#### Dataset rows

····················

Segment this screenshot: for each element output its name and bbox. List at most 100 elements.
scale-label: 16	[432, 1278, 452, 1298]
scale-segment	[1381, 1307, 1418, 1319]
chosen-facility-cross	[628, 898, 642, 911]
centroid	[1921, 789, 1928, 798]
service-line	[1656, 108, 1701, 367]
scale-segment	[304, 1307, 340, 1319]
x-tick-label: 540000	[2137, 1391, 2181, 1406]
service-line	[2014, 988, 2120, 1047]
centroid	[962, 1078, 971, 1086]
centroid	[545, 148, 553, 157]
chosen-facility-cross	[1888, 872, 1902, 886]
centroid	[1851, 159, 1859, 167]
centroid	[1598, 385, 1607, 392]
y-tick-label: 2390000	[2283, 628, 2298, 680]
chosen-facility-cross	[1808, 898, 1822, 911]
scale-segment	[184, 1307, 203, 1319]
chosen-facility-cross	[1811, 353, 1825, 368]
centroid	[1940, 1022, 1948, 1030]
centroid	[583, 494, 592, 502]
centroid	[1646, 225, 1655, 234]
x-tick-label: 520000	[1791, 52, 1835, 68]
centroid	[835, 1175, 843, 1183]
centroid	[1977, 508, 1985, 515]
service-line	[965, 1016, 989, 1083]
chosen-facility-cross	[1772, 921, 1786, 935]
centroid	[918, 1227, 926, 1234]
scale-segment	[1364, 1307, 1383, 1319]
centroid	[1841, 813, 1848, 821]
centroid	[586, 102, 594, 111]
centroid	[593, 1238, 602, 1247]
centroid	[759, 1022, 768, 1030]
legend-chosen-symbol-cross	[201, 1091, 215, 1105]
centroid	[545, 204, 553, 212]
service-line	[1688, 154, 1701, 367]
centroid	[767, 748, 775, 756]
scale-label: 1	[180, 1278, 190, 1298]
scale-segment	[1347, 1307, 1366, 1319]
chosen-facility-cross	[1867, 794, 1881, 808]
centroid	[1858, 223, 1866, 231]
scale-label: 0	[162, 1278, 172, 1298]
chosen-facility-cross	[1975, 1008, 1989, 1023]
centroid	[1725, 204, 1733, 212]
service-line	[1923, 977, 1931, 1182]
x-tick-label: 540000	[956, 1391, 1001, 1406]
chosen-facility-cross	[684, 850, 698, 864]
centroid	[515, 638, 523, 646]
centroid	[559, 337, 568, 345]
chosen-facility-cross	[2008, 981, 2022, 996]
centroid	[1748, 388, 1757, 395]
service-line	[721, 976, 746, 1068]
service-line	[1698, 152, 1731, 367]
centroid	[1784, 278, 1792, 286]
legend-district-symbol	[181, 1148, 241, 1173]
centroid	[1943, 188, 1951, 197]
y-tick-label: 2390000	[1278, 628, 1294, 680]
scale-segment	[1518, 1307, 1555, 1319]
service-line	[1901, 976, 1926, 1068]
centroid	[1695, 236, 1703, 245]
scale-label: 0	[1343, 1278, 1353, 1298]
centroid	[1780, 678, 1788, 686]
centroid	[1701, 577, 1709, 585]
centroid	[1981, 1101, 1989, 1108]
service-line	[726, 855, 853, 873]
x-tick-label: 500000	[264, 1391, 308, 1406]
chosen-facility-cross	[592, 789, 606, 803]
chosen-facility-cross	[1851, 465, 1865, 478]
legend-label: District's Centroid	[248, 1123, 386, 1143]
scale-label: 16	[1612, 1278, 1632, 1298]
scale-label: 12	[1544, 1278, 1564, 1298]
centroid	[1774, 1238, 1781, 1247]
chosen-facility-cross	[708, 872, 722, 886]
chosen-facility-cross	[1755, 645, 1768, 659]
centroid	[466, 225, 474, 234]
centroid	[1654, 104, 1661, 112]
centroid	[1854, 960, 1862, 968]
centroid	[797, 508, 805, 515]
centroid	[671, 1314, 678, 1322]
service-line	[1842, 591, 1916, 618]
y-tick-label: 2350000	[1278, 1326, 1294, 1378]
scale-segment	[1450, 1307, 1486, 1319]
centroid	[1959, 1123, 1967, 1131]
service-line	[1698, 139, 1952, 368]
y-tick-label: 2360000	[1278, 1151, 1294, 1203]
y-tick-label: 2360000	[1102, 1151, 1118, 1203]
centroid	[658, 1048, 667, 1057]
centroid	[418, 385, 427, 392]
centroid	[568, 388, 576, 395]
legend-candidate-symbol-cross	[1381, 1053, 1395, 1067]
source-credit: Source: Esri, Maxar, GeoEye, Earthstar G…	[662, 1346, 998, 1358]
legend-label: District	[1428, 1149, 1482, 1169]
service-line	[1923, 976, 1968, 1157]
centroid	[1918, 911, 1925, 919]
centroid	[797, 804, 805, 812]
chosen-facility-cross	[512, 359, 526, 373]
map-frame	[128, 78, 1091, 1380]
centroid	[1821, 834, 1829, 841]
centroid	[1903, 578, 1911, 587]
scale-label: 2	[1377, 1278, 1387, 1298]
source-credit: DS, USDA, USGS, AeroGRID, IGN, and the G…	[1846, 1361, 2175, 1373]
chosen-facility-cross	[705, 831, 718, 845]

····················

Copy out every one of the dataset rows above, character for character.

Segment this screenshot: for each element output its name and bbox. List at most 100 elements.
scale-label: 16	[432, 1278, 452, 1298]
scale-segment	[1381, 1307, 1418, 1319]
chosen-facility-cross	[628, 898, 642, 911]
centroid	[1921, 789, 1928, 798]
service-line	[1656, 108, 1701, 367]
scale-segment	[304, 1307, 340, 1319]
x-tick-label: 540000	[2137, 1391, 2181, 1406]
service-line	[2014, 988, 2120, 1047]
centroid	[962, 1078, 971, 1086]
centroid	[545, 148, 553, 157]
chosen-facility-cross	[1888, 872, 1902, 886]
centroid	[1851, 159, 1859, 167]
centroid	[1598, 385, 1607, 392]
y-tick-label: 2390000	[2283, 628, 2298, 680]
chosen-facility-cross	[1808, 898, 1822, 911]
scale-segment	[184, 1307, 203, 1319]
chosen-facility-cross	[1811, 353, 1825, 368]
centroid	[1940, 1022, 1948, 1030]
centroid	[583, 494, 592, 502]
centroid	[1646, 225, 1655, 234]
x-tick-label: 520000	[1791, 52, 1835, 68]
centroid	[835, 1175, 843, 1183]
centroid	[1977, 508, 1985, 515]
service-line	[965, 1016, 989, 1083]
chosen-facility-cross	[1772, 921, 1786, 935]
centroid	[918, 1227, 926, 1234]
scale-segment	[1364, 1307, 1383, 1319]
centroid	[1841, 813, 1848, 821]
centroid	[586, 102, 594, 111]
centroid	[593, 1238, 602, 1247]
centroid	[759, 1022, 768, 1030]
legend-chosen-symbol-cross	[201, 1091, 215, 1105]
centroid	[545, 204, 553, 212]
service-line	[1688, 154, 1701, 367]
centroid	[767, 748, 775, 756]
scale-label: 1	[180, 1278, 190, 1298]
scale-segment	[1347, 1307, 1366, 1319]
chosen-facility-cross	[1867, 794, 1881, 808]
centroid	[1858, 223, 1866, 231]
scale-label: 0	[162, 1278, 172, 1298]
chosen-facility-cross	[1975, 1008, 1989, 1023]
centroid	[1725, 204, 1733, 212]
service-line	[1923, 977, 1931, 1182]
x-tick-label: 540000	[956, 1391, 1001, 1406]
chosen-facility-cross	[684, 850, 698, 864]
centroid	[515, 638, 523, 646]
centroid	[559, 337, 568, 345]
chosen-facility-cross	[2008, 981, 2022, 996]
centroid	[1748, 388, 1757, 395]
service-line	[721, 976, 746, 1068]
service-line	[1698, 152, 1731, 367]
centroid	[1784, 278, 1792, 286]
legend-district-symbol	[181, 1148, 241, 1173]
centroid	[1943, 188, 1951, 197]
y-tick-label: 2390000	[1278, 628, 1294, 680]
scale-segment	[1518, 1307, 1555, 1319]
service-line	[1901, 976, 1926, 1068]
centroid	[1695, 236, 1703, 245]
scale-label: 0	[1343, 1278, 1353, 1298]
centroid	[1780, 678, 1788, 686]
centroid	[1701, 577, 1709, 585]
centroid	[1981, 1101, 1989, 1108]
service-line	[726, 855, 853, 873]
x-tick-label: 500000	[264, 1391, 308, 1406]
chosen-facility-cross	[592, 789, 606, 803]
chosen-facility-cross	[1851, 465, 1865, 478]
legend-label: District's Centroid	[248, 1123, 386, 1143]
scale-label: 16	[1612, 1278, 1632, 1298]
scale-label: 12	[1544, 1278, 1564, 1298]
centroid	[1774, 1238, 1781, 1247]
chosen-facility-cross	[708, 872, 722, 886]
chosen-facility-cross	[1755, 645, 1768, 659]
centroid	[466, 225, 474, 234]
centroid	[1654, 104, 1661, 112]
centroid	[1854, 960, 1862, 968]
centroid	[797, 508, 805, 515]
centroid	[671, 1314, 678, 1322]
service-line	[1842, 591, 1916, 618]
y-tick-label: 2350000	[1278, 1326, 1294, 1378]
scale-segment	[1450, 1307, 1486, 1319]
centroid	[1959, 1123, 1967, 1131]
service-line	[1698, 139, 1952, 368]
y-tick-label: 2360000	[1278, 1151, 1294, 1203]
y-tick-label: 2360000	[1102, 1151, 1118, 1203]
centroid	[658, 1048, 667, 1057]
centroid	[418, 385, 427, 392]
centroid	[568, 388, 576, 395]
legend-candidate-symbol-cross	[1381, 1053, 1395, 1067]
source-credit: Source: Esri, Maxar, GeoEye, Earthstar G…	[662, 1346, 998, 1358]
legend-label: District	[1428, 1149, 1482, 1169]
service-line	[1923, 976, 1968, 1157]
centroid	[1918, 911, 1925, 919]
centroid	[797, 804, 805, 812]
chosen-facility-cross	[512, 359, 526, 373]
map-frame	[128, 78, 1091, 1380]
centroid	[1821, 834, 1829, 841]
centroid	[1903, 578, 1911, 587]
scale-label: 2	[1377, 1278, 1387, 1298]
source-credit: DS, USDA, USGS, AeroGRID, IGN, and the G…	[1846, 1361, 2175, 1373]
chosen-facility-cross	[705, 831, 718, 845]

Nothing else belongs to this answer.